▶ SHORT EXERCISE
Quote each line exactly, from the line that contains "What text is on this page?" down to the last line of the listing, and no other lines.

▶ Saved entries
--------------------------------
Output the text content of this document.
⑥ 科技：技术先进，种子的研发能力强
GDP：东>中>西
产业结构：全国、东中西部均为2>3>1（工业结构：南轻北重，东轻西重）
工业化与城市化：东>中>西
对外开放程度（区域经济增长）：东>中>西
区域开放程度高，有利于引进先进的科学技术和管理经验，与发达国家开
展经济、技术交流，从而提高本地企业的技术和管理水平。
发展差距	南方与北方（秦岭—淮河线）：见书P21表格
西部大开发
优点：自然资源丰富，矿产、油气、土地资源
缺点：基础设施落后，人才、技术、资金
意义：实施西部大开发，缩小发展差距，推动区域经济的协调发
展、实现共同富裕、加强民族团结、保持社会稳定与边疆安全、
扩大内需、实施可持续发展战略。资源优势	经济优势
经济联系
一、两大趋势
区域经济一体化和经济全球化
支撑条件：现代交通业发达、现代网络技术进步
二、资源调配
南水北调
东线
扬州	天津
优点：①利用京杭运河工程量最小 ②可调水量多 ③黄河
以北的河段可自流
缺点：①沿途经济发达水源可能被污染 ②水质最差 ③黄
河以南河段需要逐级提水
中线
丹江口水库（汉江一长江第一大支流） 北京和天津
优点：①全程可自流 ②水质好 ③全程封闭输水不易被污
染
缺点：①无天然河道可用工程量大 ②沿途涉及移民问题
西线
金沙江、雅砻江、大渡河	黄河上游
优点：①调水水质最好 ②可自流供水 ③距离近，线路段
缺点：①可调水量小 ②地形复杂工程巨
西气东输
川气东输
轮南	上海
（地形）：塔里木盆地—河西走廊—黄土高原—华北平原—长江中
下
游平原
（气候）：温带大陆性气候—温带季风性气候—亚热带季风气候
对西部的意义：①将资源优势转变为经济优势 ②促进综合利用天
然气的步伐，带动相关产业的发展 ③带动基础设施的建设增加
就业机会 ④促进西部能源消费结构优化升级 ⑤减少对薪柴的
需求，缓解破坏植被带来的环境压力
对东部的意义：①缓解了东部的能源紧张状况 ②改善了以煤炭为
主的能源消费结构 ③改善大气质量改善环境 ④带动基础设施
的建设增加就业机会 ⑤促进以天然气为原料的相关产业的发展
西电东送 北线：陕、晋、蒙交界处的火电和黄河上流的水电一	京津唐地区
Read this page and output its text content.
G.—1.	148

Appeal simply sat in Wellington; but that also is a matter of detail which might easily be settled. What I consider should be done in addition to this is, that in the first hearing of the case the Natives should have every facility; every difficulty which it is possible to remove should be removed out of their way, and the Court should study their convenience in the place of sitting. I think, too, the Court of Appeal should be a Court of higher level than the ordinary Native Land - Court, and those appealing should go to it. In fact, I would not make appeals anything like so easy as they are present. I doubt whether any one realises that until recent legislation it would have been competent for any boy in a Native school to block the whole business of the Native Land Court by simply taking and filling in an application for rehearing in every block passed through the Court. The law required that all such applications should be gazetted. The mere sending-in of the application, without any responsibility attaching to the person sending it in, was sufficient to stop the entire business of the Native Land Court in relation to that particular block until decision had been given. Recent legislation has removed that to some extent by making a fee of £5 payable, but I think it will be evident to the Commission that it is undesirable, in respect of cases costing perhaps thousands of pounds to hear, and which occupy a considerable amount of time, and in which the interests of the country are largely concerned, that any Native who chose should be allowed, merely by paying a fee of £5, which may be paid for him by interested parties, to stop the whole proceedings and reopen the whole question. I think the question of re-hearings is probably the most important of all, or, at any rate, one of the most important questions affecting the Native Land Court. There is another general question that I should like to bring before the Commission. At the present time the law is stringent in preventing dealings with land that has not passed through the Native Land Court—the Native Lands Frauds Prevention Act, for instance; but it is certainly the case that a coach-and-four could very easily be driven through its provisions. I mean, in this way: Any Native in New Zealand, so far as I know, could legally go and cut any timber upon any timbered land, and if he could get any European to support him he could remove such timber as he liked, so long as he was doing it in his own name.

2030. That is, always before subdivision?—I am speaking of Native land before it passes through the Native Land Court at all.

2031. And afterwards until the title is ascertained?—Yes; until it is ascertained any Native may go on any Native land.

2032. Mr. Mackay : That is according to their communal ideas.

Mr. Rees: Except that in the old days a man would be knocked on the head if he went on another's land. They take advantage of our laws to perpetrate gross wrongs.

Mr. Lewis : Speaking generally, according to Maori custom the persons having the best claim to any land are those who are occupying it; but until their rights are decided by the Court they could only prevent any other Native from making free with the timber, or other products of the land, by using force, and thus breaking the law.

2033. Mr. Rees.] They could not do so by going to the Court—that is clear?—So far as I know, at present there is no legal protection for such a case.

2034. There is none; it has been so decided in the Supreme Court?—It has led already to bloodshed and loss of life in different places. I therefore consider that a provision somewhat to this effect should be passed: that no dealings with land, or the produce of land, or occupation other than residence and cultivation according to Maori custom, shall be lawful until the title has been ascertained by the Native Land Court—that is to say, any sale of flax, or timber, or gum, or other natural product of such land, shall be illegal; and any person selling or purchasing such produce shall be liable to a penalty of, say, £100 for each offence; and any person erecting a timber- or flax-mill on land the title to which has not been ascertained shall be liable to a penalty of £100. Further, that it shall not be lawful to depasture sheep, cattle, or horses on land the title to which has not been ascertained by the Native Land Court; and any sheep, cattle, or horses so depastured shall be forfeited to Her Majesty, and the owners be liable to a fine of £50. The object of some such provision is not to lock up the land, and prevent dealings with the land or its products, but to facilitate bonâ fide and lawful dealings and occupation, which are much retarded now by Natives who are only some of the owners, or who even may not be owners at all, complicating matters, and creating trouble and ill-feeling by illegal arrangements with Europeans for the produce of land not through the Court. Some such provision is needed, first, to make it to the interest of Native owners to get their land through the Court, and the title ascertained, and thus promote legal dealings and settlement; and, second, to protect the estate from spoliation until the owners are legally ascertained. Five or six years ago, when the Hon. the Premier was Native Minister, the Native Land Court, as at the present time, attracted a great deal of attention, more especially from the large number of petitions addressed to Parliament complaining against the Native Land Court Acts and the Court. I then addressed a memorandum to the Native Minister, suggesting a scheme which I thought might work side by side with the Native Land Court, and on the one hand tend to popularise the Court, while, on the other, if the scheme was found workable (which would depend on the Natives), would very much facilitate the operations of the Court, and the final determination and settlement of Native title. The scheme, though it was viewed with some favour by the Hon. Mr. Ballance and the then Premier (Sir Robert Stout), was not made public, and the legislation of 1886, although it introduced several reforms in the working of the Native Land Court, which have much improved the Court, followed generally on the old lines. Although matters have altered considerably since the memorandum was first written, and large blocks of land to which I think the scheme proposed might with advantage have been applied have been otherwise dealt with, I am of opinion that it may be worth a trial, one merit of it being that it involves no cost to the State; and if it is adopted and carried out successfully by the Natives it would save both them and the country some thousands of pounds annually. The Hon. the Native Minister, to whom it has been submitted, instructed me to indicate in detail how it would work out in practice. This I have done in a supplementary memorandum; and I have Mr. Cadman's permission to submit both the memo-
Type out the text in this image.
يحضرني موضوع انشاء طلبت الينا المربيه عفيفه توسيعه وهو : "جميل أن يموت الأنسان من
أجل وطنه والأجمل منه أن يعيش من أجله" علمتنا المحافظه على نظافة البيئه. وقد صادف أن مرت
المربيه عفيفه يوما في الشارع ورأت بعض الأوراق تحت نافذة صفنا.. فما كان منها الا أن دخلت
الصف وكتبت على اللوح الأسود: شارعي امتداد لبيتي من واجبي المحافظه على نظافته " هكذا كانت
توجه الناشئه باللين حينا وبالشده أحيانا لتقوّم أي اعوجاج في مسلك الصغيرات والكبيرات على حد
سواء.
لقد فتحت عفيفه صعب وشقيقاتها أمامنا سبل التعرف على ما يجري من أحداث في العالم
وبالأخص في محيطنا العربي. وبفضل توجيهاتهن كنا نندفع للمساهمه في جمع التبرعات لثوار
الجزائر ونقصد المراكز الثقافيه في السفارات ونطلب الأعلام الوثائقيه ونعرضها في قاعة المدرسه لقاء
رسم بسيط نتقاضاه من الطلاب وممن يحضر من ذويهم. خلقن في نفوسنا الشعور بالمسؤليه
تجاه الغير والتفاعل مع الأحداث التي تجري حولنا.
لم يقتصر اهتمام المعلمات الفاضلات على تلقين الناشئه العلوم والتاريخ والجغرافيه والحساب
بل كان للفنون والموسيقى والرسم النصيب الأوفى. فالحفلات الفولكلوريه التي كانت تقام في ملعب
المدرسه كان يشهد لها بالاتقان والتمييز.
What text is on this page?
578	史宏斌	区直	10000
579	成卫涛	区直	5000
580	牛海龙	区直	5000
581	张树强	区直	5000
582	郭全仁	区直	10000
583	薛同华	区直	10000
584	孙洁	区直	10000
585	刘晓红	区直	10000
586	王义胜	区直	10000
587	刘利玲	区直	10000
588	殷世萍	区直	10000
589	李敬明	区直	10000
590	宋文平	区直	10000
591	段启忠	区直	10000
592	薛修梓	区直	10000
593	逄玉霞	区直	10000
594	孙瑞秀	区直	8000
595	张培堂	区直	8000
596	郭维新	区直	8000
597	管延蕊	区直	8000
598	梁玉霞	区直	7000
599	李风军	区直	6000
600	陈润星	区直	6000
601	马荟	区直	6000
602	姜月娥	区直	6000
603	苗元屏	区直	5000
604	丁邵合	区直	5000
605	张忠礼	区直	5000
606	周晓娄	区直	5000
--------------------------------
▶ WRITTEN REPLY
What text is on this page?
578	史宏斌	区直	10000
579	成卫涛	区直	5000
580	牛海龙	区直	5000
581	张树强	区直	5000
582	郭全仁	区直	10000
583	薛同华	区直	10000
584	孙洁	区直	10000
585	刘晓红	区直	10000
586	王义胜	区直	10000
587	刘利玲	区直	10000
588	殷世萍	区直	10000
589	李敬明	区直	10000
590	宋文平	区直	10000
591	段启忠	区直	10000
592	薛修梓	区直	10000
593	逄玉霞	区直	10000
594	孙瑞秀	区直	8000
595	张培堂	区直	8000
596	郭维新	区直	8000
597	管延蕊	区直	8000
598	梁玉霞	区直	7000
599	李风军	区直	6000
600	陈润星	区直	6000
601	马荟	区直	6000
602	姜月娥	区直	6000
603	苗元屏	区直	5000
604	丁邵合	区直	5000
605	张忠礼	区直	5000
606	周晓娄	区直	5000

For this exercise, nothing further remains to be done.